> Work to do:
Count how many lines include "document" and answer with that number only.

> Data for the task:
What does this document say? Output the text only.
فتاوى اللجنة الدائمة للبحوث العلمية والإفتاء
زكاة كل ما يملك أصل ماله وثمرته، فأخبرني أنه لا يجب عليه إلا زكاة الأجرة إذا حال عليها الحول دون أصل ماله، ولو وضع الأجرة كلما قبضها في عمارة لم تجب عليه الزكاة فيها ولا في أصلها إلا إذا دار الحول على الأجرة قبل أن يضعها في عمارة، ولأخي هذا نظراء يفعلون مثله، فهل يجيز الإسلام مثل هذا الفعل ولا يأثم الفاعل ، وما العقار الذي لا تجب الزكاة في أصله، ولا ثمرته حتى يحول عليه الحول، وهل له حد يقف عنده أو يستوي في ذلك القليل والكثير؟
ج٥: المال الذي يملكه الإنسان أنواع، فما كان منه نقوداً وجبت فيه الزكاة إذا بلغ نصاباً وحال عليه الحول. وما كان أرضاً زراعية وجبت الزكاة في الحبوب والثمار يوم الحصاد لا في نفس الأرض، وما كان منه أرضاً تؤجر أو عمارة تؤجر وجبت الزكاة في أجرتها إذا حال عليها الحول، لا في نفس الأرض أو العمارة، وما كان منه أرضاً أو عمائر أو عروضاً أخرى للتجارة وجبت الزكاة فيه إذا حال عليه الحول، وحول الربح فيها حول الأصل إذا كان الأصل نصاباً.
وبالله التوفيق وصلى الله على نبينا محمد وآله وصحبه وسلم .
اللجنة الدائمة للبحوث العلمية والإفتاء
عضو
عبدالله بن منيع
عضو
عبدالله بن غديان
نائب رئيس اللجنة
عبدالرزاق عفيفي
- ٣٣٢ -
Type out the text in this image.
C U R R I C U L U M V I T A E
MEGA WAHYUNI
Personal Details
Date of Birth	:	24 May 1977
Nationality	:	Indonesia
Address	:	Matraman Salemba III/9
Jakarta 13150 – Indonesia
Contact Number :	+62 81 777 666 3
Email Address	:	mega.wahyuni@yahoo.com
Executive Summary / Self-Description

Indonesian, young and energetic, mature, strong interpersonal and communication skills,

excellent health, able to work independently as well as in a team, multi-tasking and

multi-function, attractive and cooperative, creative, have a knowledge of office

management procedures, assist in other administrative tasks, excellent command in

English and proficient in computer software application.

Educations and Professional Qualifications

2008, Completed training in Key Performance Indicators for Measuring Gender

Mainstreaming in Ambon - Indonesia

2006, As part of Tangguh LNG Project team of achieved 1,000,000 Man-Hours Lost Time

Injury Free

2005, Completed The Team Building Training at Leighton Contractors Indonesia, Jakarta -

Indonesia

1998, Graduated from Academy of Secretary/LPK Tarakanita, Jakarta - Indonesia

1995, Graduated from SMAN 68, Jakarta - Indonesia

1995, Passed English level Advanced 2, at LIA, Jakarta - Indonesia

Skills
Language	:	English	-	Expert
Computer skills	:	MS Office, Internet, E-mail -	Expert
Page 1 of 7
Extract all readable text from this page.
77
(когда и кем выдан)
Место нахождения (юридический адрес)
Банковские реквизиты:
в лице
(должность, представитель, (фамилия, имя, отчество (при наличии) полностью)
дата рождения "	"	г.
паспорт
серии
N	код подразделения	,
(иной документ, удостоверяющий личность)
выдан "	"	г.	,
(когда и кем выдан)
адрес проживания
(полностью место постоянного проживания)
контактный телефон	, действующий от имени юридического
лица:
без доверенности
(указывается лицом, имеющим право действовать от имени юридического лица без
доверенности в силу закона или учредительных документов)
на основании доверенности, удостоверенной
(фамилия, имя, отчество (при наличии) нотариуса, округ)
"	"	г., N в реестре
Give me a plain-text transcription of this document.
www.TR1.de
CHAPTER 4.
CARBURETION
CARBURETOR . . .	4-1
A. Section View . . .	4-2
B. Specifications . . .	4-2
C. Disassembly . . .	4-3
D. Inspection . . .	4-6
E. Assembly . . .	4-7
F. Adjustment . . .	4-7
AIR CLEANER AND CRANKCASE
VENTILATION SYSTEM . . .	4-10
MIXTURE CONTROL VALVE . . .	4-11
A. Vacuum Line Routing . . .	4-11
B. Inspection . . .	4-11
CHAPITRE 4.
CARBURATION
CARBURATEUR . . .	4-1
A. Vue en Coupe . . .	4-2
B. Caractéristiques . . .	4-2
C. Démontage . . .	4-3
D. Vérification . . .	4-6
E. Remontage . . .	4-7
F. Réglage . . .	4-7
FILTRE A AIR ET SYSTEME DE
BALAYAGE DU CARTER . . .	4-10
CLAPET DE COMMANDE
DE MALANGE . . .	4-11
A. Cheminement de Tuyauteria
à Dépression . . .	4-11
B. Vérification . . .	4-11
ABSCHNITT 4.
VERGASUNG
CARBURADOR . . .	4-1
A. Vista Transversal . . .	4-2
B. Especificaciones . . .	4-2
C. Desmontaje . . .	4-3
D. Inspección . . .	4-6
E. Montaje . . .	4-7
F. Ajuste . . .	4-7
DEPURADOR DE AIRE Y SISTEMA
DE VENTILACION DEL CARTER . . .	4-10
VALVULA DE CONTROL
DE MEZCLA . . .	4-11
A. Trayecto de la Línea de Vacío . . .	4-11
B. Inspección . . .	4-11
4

> Reply:
2